• SHORT PROBLEM: Gather all lines in the entries below that include the word "consensual".

──────────

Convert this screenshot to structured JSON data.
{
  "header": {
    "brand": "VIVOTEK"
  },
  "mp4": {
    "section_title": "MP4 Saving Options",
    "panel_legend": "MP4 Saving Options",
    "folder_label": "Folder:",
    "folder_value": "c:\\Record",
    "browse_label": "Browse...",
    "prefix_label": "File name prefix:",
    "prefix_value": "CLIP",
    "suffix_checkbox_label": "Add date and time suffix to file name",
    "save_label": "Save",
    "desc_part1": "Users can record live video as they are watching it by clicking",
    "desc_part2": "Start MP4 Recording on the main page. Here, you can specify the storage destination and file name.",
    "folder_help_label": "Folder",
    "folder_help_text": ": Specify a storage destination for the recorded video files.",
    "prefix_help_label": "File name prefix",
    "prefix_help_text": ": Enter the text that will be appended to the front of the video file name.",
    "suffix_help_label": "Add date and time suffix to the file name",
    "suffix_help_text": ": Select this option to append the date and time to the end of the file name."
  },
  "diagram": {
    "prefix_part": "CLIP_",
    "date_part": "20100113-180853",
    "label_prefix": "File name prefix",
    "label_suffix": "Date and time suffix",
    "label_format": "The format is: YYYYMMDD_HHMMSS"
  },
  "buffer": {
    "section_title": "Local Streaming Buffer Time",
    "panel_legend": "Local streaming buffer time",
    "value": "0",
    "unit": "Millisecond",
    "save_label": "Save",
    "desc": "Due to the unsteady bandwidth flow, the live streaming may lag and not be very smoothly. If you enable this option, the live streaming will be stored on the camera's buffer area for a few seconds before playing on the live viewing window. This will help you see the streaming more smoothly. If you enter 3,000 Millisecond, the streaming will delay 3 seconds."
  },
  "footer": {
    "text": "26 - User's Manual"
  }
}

──────────

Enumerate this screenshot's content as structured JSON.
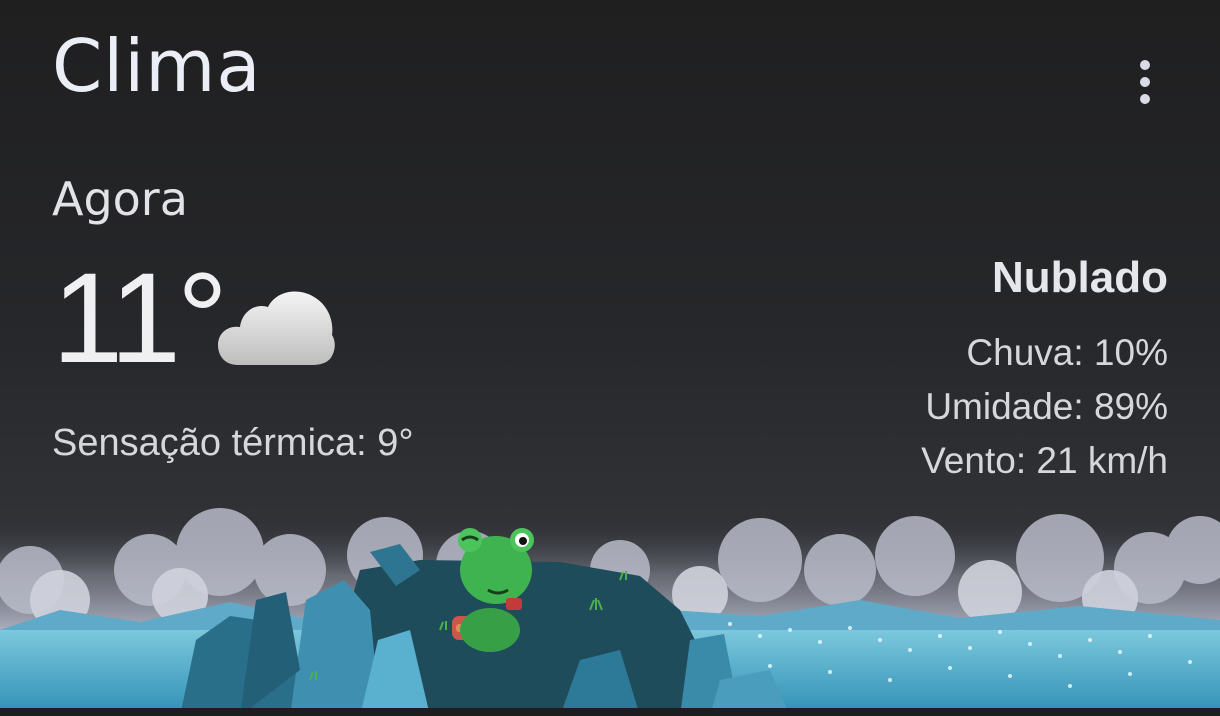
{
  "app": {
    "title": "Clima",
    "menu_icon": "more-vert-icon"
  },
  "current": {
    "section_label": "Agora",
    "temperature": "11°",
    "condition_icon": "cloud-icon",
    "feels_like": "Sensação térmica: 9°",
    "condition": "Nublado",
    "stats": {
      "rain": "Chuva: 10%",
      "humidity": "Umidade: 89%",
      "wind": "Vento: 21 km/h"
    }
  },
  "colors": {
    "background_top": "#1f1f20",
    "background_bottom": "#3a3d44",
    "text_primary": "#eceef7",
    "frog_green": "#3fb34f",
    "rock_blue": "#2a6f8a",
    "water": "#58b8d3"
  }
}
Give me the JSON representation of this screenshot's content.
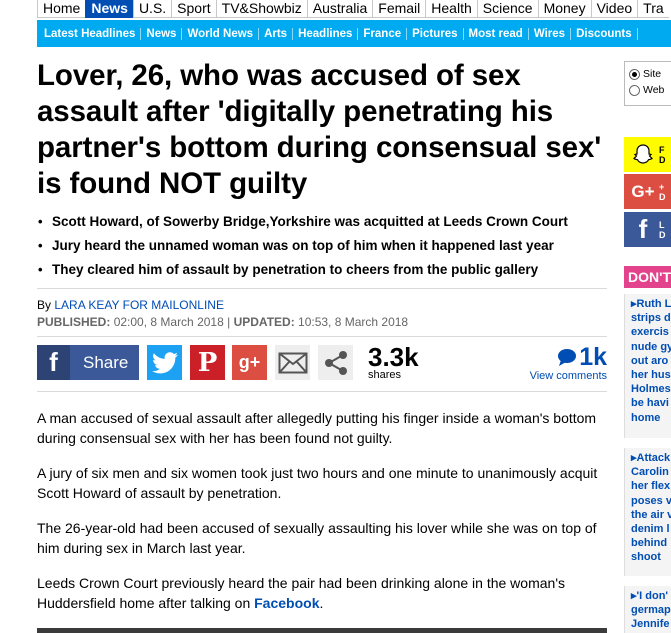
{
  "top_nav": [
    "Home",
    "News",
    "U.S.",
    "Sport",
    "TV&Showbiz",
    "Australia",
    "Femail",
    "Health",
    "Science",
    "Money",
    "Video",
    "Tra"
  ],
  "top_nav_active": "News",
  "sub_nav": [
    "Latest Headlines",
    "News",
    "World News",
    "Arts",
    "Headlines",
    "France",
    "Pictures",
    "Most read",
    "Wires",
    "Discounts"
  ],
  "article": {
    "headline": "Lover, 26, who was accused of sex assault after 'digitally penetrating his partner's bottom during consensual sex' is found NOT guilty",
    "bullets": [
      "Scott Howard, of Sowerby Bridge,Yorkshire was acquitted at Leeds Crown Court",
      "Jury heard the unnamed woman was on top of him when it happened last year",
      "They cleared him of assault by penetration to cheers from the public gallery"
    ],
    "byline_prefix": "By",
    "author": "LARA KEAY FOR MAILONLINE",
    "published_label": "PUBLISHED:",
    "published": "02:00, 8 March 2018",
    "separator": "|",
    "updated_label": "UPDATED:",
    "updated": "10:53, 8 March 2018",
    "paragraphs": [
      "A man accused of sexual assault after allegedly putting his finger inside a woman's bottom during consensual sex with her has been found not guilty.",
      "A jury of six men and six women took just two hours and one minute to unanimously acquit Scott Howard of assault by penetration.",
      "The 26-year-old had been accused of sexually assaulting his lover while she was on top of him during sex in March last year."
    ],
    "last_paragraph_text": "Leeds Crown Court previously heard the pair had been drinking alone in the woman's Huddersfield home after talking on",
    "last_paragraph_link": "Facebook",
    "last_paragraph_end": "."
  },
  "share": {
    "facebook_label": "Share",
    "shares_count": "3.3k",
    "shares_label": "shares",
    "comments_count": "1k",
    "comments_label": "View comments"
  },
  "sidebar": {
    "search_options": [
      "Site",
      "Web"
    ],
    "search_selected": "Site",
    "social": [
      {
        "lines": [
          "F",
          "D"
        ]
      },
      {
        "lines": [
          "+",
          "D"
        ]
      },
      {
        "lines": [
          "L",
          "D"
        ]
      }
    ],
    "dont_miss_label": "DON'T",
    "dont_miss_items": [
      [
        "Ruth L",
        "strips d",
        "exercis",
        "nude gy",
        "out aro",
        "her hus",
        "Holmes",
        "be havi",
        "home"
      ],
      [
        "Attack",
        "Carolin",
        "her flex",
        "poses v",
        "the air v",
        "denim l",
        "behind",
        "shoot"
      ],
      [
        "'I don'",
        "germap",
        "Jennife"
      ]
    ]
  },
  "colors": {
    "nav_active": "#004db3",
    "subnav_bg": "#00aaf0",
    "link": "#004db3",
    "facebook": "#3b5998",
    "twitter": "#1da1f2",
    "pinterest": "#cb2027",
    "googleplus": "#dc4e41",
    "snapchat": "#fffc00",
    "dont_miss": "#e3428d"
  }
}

──────────

• SOLUTION FOR THIS EXERCISE:
    "headline": "Lover, 26, who was accused of sex assault after 'digitally penetrating his partner's bottom during consensual sex' is found NOT guilty",
      "A man accused of sexual assault after allegedly putting his finger inside a woman's bottom during consensual sex with her has been found not guilty.",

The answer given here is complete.